| Supplied data |

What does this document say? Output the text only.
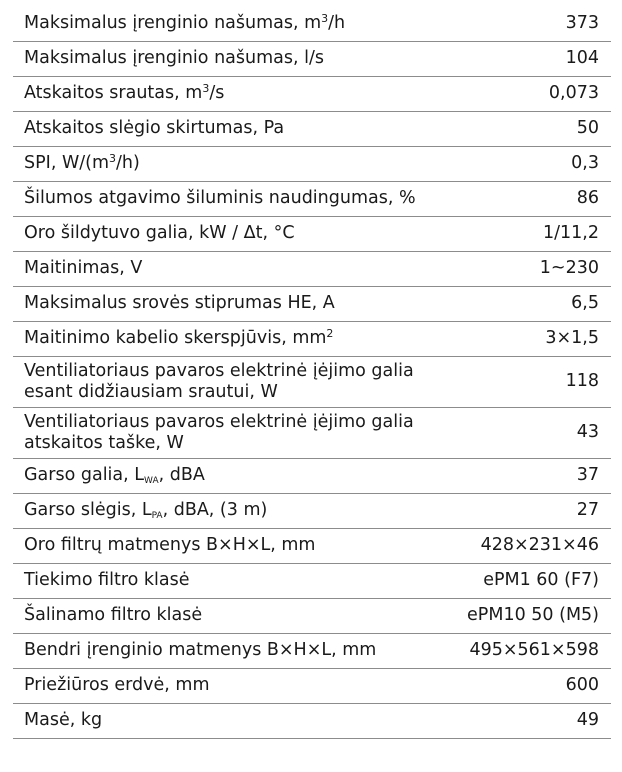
Maksimalus įrenginio našumas, $m^3/h$	373
Maksimalus įrenginio našumas, l/s	104
Atskaitos srautas, $m^3/s$	0,073
Atskaitos slėgio skirtumas, Pa	50
SPI, $W/(m^3/h)$	0,3
Šilumos atgavimo šiluminis naudingumas, %	86
Oro šildytuvo galia, kW / Δt, °C	1/11,2
Maitinimas, V	1~230
Maksimalus srovės stiprumas HE, A	6,5
Maitinimo kabelio skerspjūvis, $mm^2$	3×1,5
Ventiliatoriaus pavaros elektrinė įėjimo galia esant didžiausiam srautui, W	118
Ventiliatoriaus pavaros elektrinė įėjimo galia atskaitos taške, W	43
Garso galia, $L_{WA}$, dBA	37
Garso slėgis, $L_{PA}$, dBA, (3 m)	27
Oro filtrų matmenys B×H×L, mm	428×231×46
Tiekimo filtro klasė	ePM1 60 (F7)
Šalinamo filtro klasė	ePM10 50 (M5)
Bendri įrenginio matmenys B×H×L, mm	495×561×598
Priežiūros erdvė, mm	600
Masė, kg	49
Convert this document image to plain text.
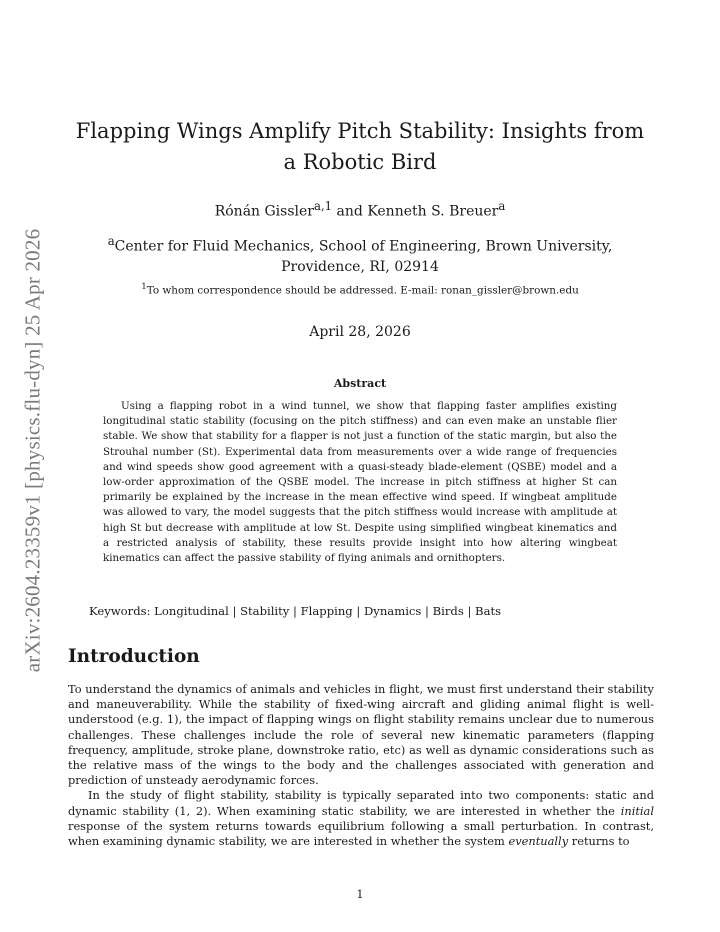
arXiv:2604.23359v1 [physics.flu-dyn] 25 Apr 2026
Flapping Wings Amplify Pitch Stability: Insights from a Robotic Bird
Rónán Gissler$^{a,1}$ and Kenneth S. Breuer$^a$
$^a$Center for Fluid Mechanics, School of Engineering, Brown University, Providence, RI, 02914
$^1$To whom correspondence should be addressed. E-mail: ronan_gissler@brown.edu
April 28, 2026
Abstract

Using a flapping robot in a wind tunnel, we show that flapping faster amplifies existing longitudinal static stability (focusing on the pitch stiffness) and can even make an unstable flier stable. We show that stability for a flapper is not just a function of the static margin, but also the Strouhal number (St). Experimental data from measurements over a wide range of frequencies and wind speeds show good agreement with a quasi-steady blade-element (QSBE) model and a low-order approximation of the QSBE model. The increase in pitch stiffness at higher St can primarily be explained by the increase in the mean effective wind speed. If wingbeat amplitude was allowed to vary, the model suggests that the pitch stiffness would increase with amplitude at high St but decrease with amplitude at low St. Despite using simplified wingbeat kinematics and a restricted analysis of stability, these results provide insight into how altering wingbeat kinematics can affect the passive stability of flying animals and ornithopters.

Keywords: Longitudinal | Stability | Flapping | Dynamics | Birds | Bats
Introduction

To understand the dynamics of animals and vehicles in flight, we must first understand their stability and maneuverability. While the stability of fixed-wing aircraft and gliding animal flight is well-understood (e.g. 1), the impact of flapping wings on flight stability remains unclear due to numerous challenges. These challenges include the role of several new kinematic parameters (flapping frequency, amplitude, stroke plane, downstroke ratio, etc) as well as dynamic considerations such as the relative mass of the wings to the body and the challenges associated with generation and prediction of unsteady aerodynamic forces.

In the study of flight stability, stability is typically separated into two components: static and dynamic stability (1, 2). When examining static stability, we are interested in whether the initial response of the system returns towards equilibrium following a small perturbation. In contrast, when examining dynamic stability, we are interested in whether the system eventually returns to

1
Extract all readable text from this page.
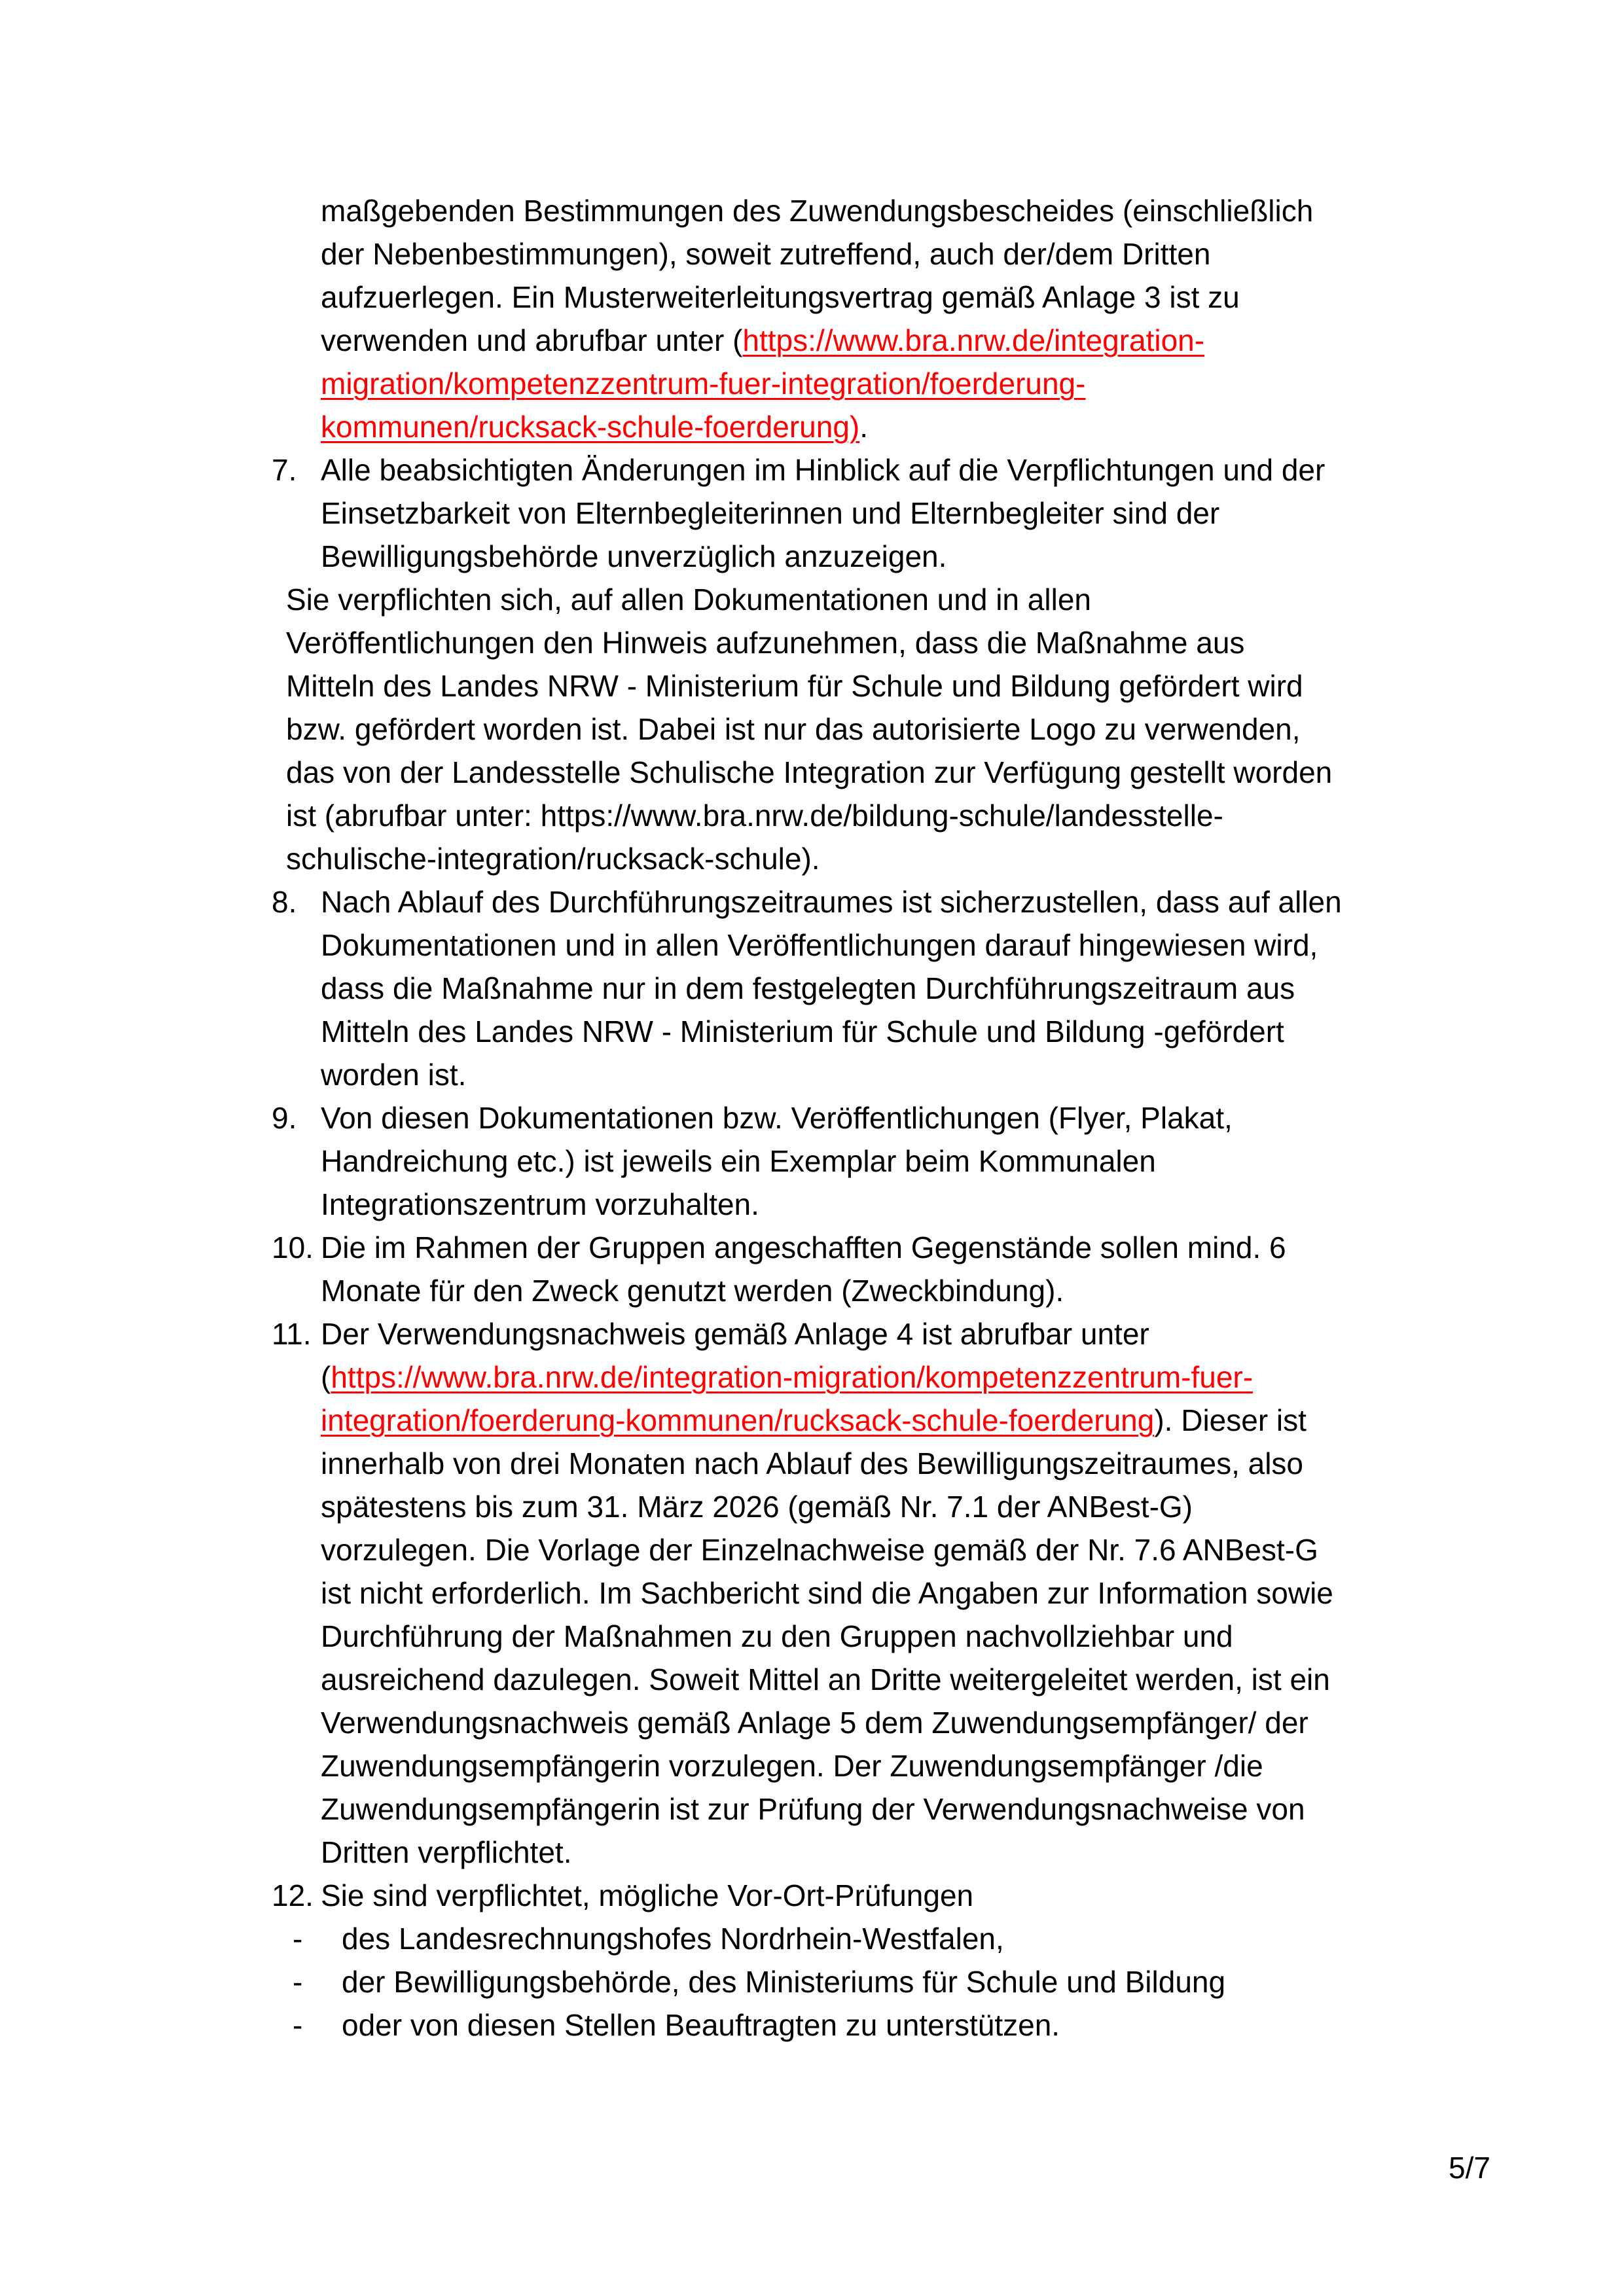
maßgebenden Bestimmungen des Zuwendungsbescheides (einschließlich
der Nebenbestimmungen), soweit zutreffend, auch der/dem Dritten
aufzuerlegen. Ein Musterweiterleitungsvertrag gemäß Anlage 3 ist zu
verwenden und abrufbar unter (https://www.bra.nrw.de/integration-
migration/kompetenzzentrum-fuer-integration/foerderung-
kommunen/rucksack-schule-foerderung).
7. Alle beabsichtigten Änderungen im Hinblick auf die Verpflichtungen und der
Einsetzbarkeit von Elternbegleiterinnen und Elternbegleiter sind der
Bewilligungsbehörde unverzüglich anzuzeigen.
Sie verpflichten sich, auf allen Dokumentationen und in allen
Veröffentlichungen den Hinweis aufzunehmen, dass die Maßnahme aus
Mitteln des Landes NRW - Ministerium für Schule und Bildung gefördert wird
bzw. gefördert worden ist. Dabei ist nur das autorisierte Logo zu verwenden,
das von der Landesstelle Schulische Integration zur Verfügung gestellt worden
ist (abrufbar unter: https://www.bra.nrw.de/bildung-schule/landesstelle-
schulische-integration/rucksack-schule).
8. Nach Ablauf des Durchführungszeitraumes ist sicherzustellen, dass auf allen
Dokumentationen und in allen Veröffentlichungen darauf hingewiesen wird,
dass die Maßnahme nur in dem festgelegten Durchführungszeitraum aus
Mitteln des Landes NRW - Ministerium für Schule und Bildung -gefördert
worden ist.
9. Von diesen Dokumentationen bzw. Veröffentlichungen (Flyer, Plakat,
Handreichung etc.) ist jeweils ein Exemplar beim Kommunalen
Integrationszentrum vorzuhalten.
10. Die im Rahmen der Gruppen angeschafften Gegenstände sollen mind. 6
Monate für den Zweck genutzt werden (Zweckbindung).
11. Der Verwendungsnachweis gemäß Anlage 4 ist abrufbar unter
(https://www.bra.nrw.de/integration-migration/kompetenzzentrum-fuer-
integration/foerderung-kommunen/rucksack-schule-foerderung). Dieser ist
innerhalb von drei Monaten nach Ablauf des Bewilligungszeitraumes, also
spätestens bis zum 31. März 2026 (gemäß Nr. 7.1 der ANBest-G)
vorzulegen. Die Vorlage der Einzelnachweise gemäß der Nr. 7.6 ANBest-G
ist nicht erforderlich. Im Sachbericht sind die Angaben zur Information sowie
Durchführung der Maßnahmen zu den Gruppen nachvollziehbar und
ausreichend dazulegen. Soweit Mittel an Dritte weitergeleitet werden, ist ein
Verwendungsnachweis gemäß Anlage 5 dem Zuwendungsempfänger/ der
Zuwendungsempfängerin vorzulegen. Der Zuwendungsempfänger /die
Zuwendungsempfängerin ist zur Prüfung der Verwendungsnachweise von
Dritten verpflichtet.
12. Sie sind verpflichtet, mögliche Vor-Ort-Prüfungen
- des Landesrechnungshofes Nordrhein-Westfalen,
- der Bewilligungsbehörde, des Ministeriums für Schule und Bildung
- oder von diesen Stellen Beauftragten zu unterstützen.
5/7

| Exercise aim |
Reproduce the full listing above verbatim, with no pictures included.

| Written answer |
What does this document say? Output the text only.
Maksimalus įrenginio našumas, $m^3/h$	373
Maksimalus įrenginio našumas, l/s	104
Atskaitos srautas, $m^3/s$	0,073
Atskaitos slėgio skirtumas, Pa	50
SPI, $W/(m^3/h)$	0,3
Šilumos atgavimo šiluminis naudingumas, %	86
Oro šildytuvo galia, kW / Δt, °C	1/11,2
Maitinimas, V	1~230
Maksimalus srovės stiprumas HE, A	6,5
Maitinimo kabelio skerspjūvis, $mm^2$	3×1,5
Ventiliatoriaus pavaros elektrinė įėjimo galia esant didžiausiam srautui, W	118
Ventiliatoriaus pavaros elektrinė įėjimo galia atskaitos taške, W	43
Garso galia, $L_{WA}$, dBA	37
Garso slėgis, $L_{PA}$, dBA, (3 m)	27
Oro filtrų matmenys B×H×L, mm	428×231×46
Tiekimo filtro klasė	ePM1 60 (F7)
Šalinamo filtro klasė	ePM10 50 (M5)
Bendri įrenginio matmenys B×H×L, mm	495×561×598
Priežiūros erdvė, mm	600
Masė, kg	49
Convert this document image to plain text.
arXiv:2604.23359v1 [physics.flu-dyn] 25 Apr 2026
Flapping Wings Amplify Pitch Stability: Insights from a Robotic Bird
Rónán Gissler$^{a,1}$ and Kenneth S. Breuer$^a$
$^a$Center for Fluid Mechanics, School of Engineering, Brown University, Providence, RI, 02914
$^1$To whom correspondence should be addressed. E-mail: ronan_gissler@brown.edu
April 28, 2026
Abstract

Using a flapping robot in a wind tunnel, we show that flapping faster amplifies existing longitudinal static stability (focusing on the pitch stiffness) and can even make an unstable flier stable. We show that stability for a flapper is not just a function of the static margin, but also the Strouhal number (St). Experimental data from measurements over a wide range of frequencies and wind speeds show good agreement with a quasi-steady blade-element (QSBE) model and a low-order approximation of the QSBE model. The increase in pitch stiffness at higher St can primarily be explained by the increase in the mean effective wind speed. If wingbeat amplitude was allowed to vary, the model suggests that the pitch stiffness would increase with amplitude at high St but decrease with amplitude at low St. Despite using simplified wingbeat kinematics and a restricted analysis of stability, these results provide insight into how altering wingbeat kinematics can affect the passive stability of flying animals and ornithopters.

Keywords: Longitudinal | Stability | Flapping | Dynamics | Birds | Bats
Introduction

To understand the dynamics of animals and vehicles in flight, we must first understand their stability and maneuverability. While the stability of fixed-wing aircraft and gliding animal flight is well-understood (e.g. 1), the impact of flapping wings on flight stability remains unclear due to numerous challenges. These challenges include the role of several new kinematic parameters (flapping frequency, amplitude, stroke plane, downstroke ratio, etc) as well as dynamic considerations such as the relative mass of the wings to the body and the challenges associated with generation and prediction of unsteady aerodynamic forces.

In the study of flight stability, stability is typically separated into two components: static and dynamic stability (1, 2). When examining static stability, we are interested in whether the initial response of the system returns towards equilibrium following a small perturbation. In contrast, when examining dynamic stability, we are interested in whether the system eventually returns to

1
Extract all readable text from this page.
maßgebenden Bestimmungen des Zuwendungsbescheides (einschließlich
der Nebenbestimmungen), soweit zutreffend, auch der/dem Dritten
aufzuerlegen. Ein Musterweiterleitungsvertrag gemäß Anlage 3 ist zu
verwenden und abrufbar unter (https://www.bra.nrw.de/integration-
migration/kompetenzzentrum-fuer-integration/foerderung-
kommunen/rucksack-schule-foerderung).
7. Alle beabsichtigten Änderungen im Hinblick auf die Verpflichtungen und der
Einsetzbarkeit von Elternbegleiterinnen und Elternbegleiter sind der
Bewilligungsbehörde unverzüglich anzuzeigen.
Sie verpflichten sich, auf allen Dokumentationen und in allen
Veröffentlichungen den Hinweis aufzunehmen, dass die Maßnahme aus
Mitteln des Landes NRW - Ministerium für Schule und Bildung gefördert wird
bzw. gefördert worden ist. Dabei ist nur das autorisierte Logo zu verwenden,
das von der Landesstelle Schulische Integration zur Verfügung gestellt worden
ist (abrufbar unter: https://www.bra.nrw.de/bildung-schule/landesstelle-
schulische-integration/rucksack-schule).
8. Nach Ablauf des Durchführungszeitraumes ist sicherzustellen, dass auf allen
Dokumentationen und in allen Veröffentlichungen darauf hingewiesen wird,
dass die Maßnahme nur in dem festgelegten Durchführungszeitraum aus
Mitteln des Landes NRW - Ministerium für Schule und Bildung -gefördert
worden ist.
9. Von diesen Dokumentationen bzw. Veröffentlichungen (Flyer, Plakat,
Handreichung etc.) ist jeweils ein Exemplar beim Kommunalen
Integrationszentrum vorzuhalten.
10. Die im Rahmen der Gruppen angeschafften Gegenstände sollen mind. 6
Monate für den Zweck genutzt werden (Zweckbindung).
11. Der Verwendungsnachweis gemäß Anlage 4 ist abrufbar unter
(https://www.bra.nrw.de/integration-migration/kompetenzzentrum-fuer-
integration/foerderung-kommunen/rucksack-schule-foerderung). Dieser ist
innerhalb von drei Monaten nach Ablauf des Bewilligungszeitraumes, also
spätestens bis zum 31. März 2026 (gemäß Nr. 7.1 der ANBest-G)
vorzulegen. Die Vorlage der Einzelnachweise gemäß der Nr. 7.6 ANBest-G
ist nicht erforderlich. Im Sachbericht sind die Angaben zur Information sowie
Durchführung der Maßnahmen zu den Gruppen nachvollziehbar und
ausreichend dazulegen. Soweit Mittel an Dritte weitergeleitet werden, ist ein
Verwendungsnachweis gemäß Anlage 5 dem Zuwendungsempfänger/ der
Zuwendungsempfängerin vorzulegen. Der Zuwendungsempfänger /die
Zuwendungsempfängerin ist zur Prüfung der Verwendungsnachweise von
Dritten verpflichtet.
12. Sie sind verpflichtet, mögliche Vor-Ort-Prüfungen
- des Landesrechnungshofes Nordrhein-Westfalen,
- der Bewilligungsbehörde, des Ministeriums für Schule und Bildung
- oder von diesen Stellen Beauftragten zu unterstützen.
5/7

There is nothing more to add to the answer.